What this task involves: Print the entire listing. Each line must match the original exactly.

--- start of Listed entries ---

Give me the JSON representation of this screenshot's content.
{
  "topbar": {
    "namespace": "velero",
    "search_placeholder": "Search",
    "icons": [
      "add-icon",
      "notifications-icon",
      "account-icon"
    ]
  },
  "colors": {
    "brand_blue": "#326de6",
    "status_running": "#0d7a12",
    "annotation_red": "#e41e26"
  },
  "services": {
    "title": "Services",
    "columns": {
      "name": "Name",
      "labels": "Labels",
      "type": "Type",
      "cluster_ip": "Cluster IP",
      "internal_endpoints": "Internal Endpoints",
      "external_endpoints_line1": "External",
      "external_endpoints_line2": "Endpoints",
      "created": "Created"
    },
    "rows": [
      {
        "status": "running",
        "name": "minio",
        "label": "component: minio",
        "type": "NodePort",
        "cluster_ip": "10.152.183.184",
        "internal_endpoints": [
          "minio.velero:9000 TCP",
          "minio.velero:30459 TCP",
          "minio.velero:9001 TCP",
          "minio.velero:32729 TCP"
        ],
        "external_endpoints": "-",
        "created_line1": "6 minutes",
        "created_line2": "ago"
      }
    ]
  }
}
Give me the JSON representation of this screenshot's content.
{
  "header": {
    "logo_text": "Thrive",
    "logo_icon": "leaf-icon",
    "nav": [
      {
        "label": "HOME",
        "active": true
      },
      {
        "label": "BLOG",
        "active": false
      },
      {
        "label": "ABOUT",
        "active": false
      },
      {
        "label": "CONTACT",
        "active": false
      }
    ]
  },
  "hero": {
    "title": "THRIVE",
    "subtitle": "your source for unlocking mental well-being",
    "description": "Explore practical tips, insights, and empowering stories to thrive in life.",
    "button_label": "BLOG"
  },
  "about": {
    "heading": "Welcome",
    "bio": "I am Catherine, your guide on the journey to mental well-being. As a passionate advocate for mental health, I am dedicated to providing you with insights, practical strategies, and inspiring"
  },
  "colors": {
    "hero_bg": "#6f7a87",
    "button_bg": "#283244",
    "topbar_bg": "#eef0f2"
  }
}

--- end of Listed entries ---

Solution to this task:
Give me the JSON representation of this screenshot's content.
{
  "topbar": {
    "namespace": "velero",
    "search_placeholder": "Search",
    "icons": [
      "add-icon",
      "notifications-icon",
      "account-icon"
    ]
  },
  "colors": {
    "brand_blue": "#326de6",
    "status_running": "#0d7a12",
    "annotation_red": "#e41e26"
  },
  "services": {
    "title": "Services",
    "columns": {
      "name": "Name",
      "labels": "Labels",
      "type": "Type",
      "cluster_ip": "Cluster IP",
      "internal_endpoints": "Internal Endpoints",
      "external_endpoints_line1": "External",
      "external_endpoints_line2": "Endpoints",
      "created": "Created"
    },
    "rows": [
      {
        "status": "running",
        "name": "minio",
        "label": "component: minio",
        "type": "NodePort",
        "cluster_ip": "10.152.183.184",
        "internal_endpoints": [
          "minio.velero:9000 TCP",
          "minio.velero:30459 TCP",
          "minio.velero:9001 TCP",
          "minio.velero:32729 TCP"
        ],
        "external_endpoints": "-",
        "created_line1": "6 minutes",
        "created_line2": "ago"
      }
    ]
  }
}
Give me the JSON representation of this screenshot's content.
{
  "header": {
    "logo_text": "Thrive",
    "logo_icon": "leaf-icon",
    "nav": [
      {
        "label": "HOME",
        "active": true
      },
      {
        "label": "BLOG",
        "active": false
      },
      {
        "label": "ABOUT",
        "active": false
      },
      {
        "label": "CONTACT",
        "active": false
      }
    ]
  },
  "hero": {
    "title": "THRIVE",
    "subtitle": "your source for unlocking mental well-being",
    "description": "Explore practical tips, insights, and empowering stories to thrive in life.",
    "button_label": "BLOG"
  },
  "about": {
    "heading": "Welcome",
    "bio": "I am Catherine, your guide on the journey to mental well-being. As a passionate advocate for mental health, I am dedicated to providing you with insights, practical strategies, and inspiring"
  },
  "colors": {
    "hero_bg": "#6f7a87",
    "button_bg": "#283244",
    "topbar_bg": "#eef0f2"
  }
}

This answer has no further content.